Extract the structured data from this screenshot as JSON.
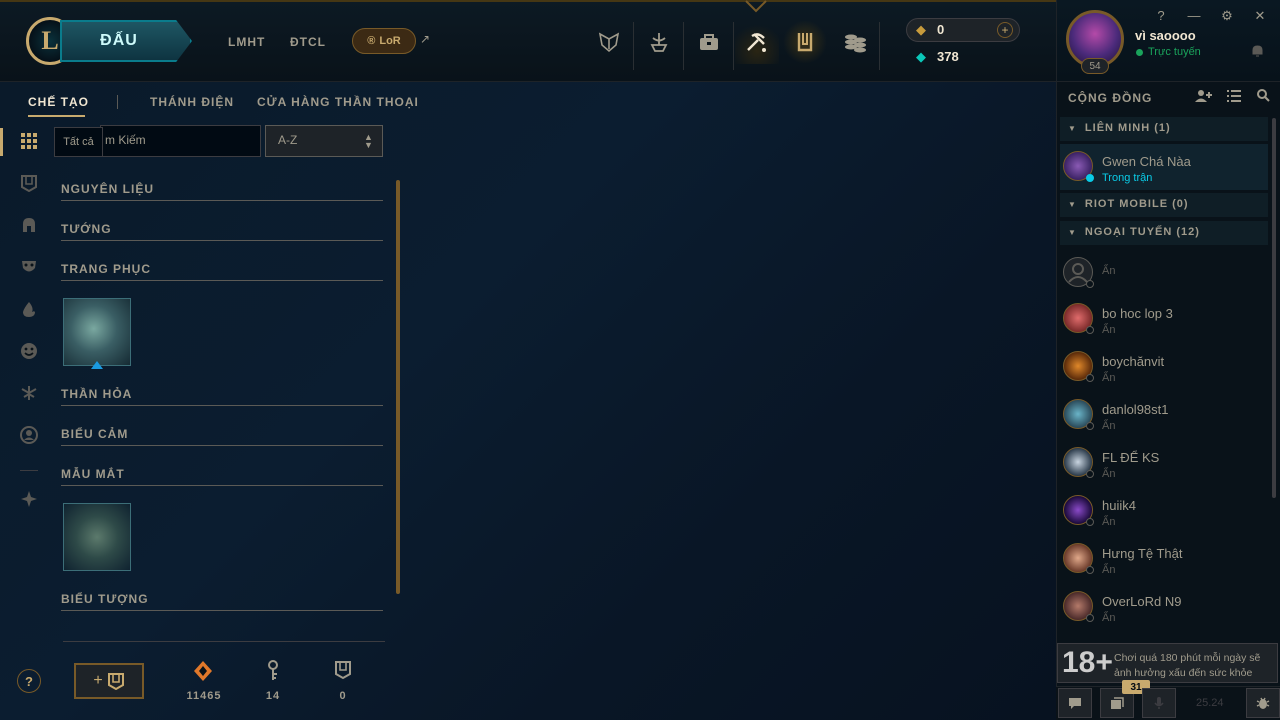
{
  "topbar": {
    "logo_letter": "L",
    "play_label": "ĐẤU",
    "nav_links": [
      "LMHT",
      "ĐTCL"
    ],
    "lor_label": "LoR",
    "ext_arrow": "↗",
    "icons": [
      "clash-icon",
      "ranked-icon",
      "collection-icon",
      "loot-icon",
      "store-icon",
      "currency-icon"
    ],
    "rp_value": "0",
    "be_value": "378"
  },
  "profile": {
    "name": "vì saoooo",
    "status": "Trực tuyến",
    "level": "54"
  },
  "window_controls": [
    "?",
    "—",
    "⚙",
    "✕"
  ],
  "tabs": [
    {
      "label": "CHẾ TẠO",
      "active": true
    },
    {
      "label": "THÁNH ĐIỆN",
      "active": false
    },
    {
      "label": "CỬA HÀNG THẦN THOẠI",
      "active": false
    }
  ],
  "filters": {
    "tooltip": "Tất cả",
    "search_text": "m Kiếm",
    "sort_value": "A-Z"
  },
  "sections": [
    "NGUYÊN LIỆU",
    "TƯỚNG",
    "TRANG PHỤC",
    "THẦN HỎA",
    "BIỂU CẢM",
    "MẪU MẮT",
    "BIỂU TƯỢNG"
  ],
  "bottom": {
    "help": "?",
    "craft_plus": "+",
    "loot_values": [
      "11465",
      "14",
      "0"
    ]
  },
  "social": {
    "header": "CỘNG ĐỒNG",
    "groups": [
      {
        "label": "LIÊN MINH (1)"
      },
      {
        "label": "RIOT MOBILE (0)"
      },
      {
        "label": "NGOẠI TUYẾN (12)"
      }
    ],
    "online_friend": {
      "name": "Gwen Chá Nàa",
      "status": "Trong trận"
    },
    "offline_friends": [
      {
        "name": "",
        "status": "Ẩn"
      },
      {
        "name": "bo hoc lop 3",
        "status": "Ẩn"
      },
      {
        "name": "boychănvit",
        "status": "Ẩn"
      },
      {
        "name": "danlol98st1",
        "status": "Ẩn"
      },
      {
        "name": "FL ĐỂ KS",
        "status": "Ẩn"
      },
      {
        "name": "huiik4",
        "status": "Ẩn"
      },
      {
        "name": "Hưng Tệ Thật",
        "status": "Ẩn"
      },
      {
        "name": "OverLoRd N9",
        "status": "Ẩn"
      }
    ]
  },
  "notice": {
    "age": "18+",
    "text": "Chơi quá 180 phút mỗi ngày sẽ ảnh hưởng xấu đến sức khỏe"
  },
  "footer": {
    "badge": "31",
    "version": "25.24"
  },
  "colors": {
    "gold": "#c8aa6e",
    "teal": "#0acbe6",
    "online_green": "#1aa35b"
  }
}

════════════════════

• [Task]
Copy all lines from the material that contain "name".

• [The output]
    "name": "vì saoooo",
      "name": "Gwen Chá Nàa",
        "name": "",
        "name": "bo hoc lop 3",
        "name": "boychănvit",
        "name": "danlol98st1",
        "name": "FL ĐỂ KS",
        "name": "huiik4",
        "name": "Hưng Tệ Thật",
        "name": "OverLoRd N9",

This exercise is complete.